[AIM OF THE TASK]
Bring together all lines of the material below that contain the string "Event".

(Source records)
- - - - - - -

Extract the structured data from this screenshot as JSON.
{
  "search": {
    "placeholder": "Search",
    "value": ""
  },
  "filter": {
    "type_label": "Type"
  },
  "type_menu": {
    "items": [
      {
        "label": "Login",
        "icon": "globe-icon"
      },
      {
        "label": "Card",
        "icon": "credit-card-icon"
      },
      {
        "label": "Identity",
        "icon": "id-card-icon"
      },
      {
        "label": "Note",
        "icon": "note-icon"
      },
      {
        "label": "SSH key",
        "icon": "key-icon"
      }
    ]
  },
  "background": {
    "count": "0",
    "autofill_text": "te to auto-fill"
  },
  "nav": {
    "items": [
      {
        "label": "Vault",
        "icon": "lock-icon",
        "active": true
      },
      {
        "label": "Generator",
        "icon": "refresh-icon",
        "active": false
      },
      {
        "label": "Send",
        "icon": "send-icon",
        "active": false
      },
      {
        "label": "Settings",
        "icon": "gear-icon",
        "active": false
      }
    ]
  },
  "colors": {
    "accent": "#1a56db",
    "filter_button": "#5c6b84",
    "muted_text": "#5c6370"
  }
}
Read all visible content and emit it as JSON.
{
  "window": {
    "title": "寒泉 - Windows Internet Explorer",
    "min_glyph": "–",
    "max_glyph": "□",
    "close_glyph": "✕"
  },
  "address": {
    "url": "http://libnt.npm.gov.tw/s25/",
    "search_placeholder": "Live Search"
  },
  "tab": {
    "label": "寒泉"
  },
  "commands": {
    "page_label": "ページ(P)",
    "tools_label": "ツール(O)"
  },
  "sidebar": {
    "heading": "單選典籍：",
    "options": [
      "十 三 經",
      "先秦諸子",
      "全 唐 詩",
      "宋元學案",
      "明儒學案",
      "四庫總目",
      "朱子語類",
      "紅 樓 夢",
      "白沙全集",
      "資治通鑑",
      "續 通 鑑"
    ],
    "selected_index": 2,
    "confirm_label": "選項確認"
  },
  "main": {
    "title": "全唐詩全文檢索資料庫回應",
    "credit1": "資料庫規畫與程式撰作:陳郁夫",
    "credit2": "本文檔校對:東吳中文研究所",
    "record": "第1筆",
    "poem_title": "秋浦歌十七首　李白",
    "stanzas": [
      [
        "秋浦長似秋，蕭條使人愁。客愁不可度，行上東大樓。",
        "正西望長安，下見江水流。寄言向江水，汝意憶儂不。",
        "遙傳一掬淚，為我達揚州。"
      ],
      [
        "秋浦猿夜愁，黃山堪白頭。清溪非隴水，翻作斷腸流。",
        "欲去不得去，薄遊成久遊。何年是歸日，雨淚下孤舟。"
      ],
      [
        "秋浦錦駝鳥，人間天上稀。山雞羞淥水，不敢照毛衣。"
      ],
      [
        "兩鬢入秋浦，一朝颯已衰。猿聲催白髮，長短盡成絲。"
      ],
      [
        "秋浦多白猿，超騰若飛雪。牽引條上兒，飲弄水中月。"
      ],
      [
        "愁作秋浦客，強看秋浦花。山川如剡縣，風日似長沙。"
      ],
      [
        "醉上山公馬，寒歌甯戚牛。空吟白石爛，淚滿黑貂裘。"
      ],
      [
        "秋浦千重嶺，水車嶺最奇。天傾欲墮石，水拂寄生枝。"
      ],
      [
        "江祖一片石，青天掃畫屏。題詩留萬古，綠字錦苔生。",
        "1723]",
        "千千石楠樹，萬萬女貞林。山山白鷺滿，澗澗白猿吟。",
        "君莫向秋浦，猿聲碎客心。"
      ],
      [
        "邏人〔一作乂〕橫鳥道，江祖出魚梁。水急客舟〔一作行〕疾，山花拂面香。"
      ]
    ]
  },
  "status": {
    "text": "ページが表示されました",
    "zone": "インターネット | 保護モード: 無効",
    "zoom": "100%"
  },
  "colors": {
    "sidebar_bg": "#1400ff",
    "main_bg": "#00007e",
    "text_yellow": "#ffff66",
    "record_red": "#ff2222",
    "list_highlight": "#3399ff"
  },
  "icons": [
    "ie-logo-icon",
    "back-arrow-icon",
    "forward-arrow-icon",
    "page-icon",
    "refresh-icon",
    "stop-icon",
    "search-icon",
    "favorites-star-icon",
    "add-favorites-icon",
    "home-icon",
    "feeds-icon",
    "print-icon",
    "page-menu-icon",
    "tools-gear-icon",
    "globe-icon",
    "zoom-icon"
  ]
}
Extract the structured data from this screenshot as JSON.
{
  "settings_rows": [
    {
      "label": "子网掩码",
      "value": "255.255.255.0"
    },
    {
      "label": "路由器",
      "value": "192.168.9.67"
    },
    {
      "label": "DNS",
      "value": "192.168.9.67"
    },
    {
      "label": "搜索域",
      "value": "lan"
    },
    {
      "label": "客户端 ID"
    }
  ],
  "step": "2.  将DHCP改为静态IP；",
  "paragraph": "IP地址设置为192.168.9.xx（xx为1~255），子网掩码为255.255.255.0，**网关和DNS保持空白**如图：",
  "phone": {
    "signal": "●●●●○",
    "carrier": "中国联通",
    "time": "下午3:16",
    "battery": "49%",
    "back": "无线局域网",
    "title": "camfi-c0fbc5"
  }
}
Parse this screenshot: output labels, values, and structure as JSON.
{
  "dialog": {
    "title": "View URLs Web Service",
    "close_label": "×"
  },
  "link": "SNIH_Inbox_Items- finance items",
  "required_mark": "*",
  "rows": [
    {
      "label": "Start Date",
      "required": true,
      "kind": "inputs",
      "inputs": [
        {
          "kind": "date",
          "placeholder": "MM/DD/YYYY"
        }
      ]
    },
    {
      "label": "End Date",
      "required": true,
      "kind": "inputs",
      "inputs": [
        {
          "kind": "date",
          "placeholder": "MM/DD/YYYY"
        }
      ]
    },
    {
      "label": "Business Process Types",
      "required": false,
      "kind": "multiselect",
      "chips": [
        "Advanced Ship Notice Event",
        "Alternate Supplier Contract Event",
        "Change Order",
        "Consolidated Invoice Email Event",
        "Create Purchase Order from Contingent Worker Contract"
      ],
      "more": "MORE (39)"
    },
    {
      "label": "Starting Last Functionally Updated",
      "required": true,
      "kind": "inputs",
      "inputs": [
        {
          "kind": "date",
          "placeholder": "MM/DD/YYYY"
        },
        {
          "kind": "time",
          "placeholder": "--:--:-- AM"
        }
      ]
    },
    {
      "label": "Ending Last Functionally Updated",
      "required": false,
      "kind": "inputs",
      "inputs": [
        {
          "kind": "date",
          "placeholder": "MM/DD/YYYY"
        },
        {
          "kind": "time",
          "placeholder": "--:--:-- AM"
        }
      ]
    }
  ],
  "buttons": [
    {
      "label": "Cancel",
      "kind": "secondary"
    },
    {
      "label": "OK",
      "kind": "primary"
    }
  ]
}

- - - - - - -

[FINISHED EXERCISE]
        "Advanced Ship Notice Event",
        "Alternate Supplier Contract Event",
        "Consolidated Invoice Email Event",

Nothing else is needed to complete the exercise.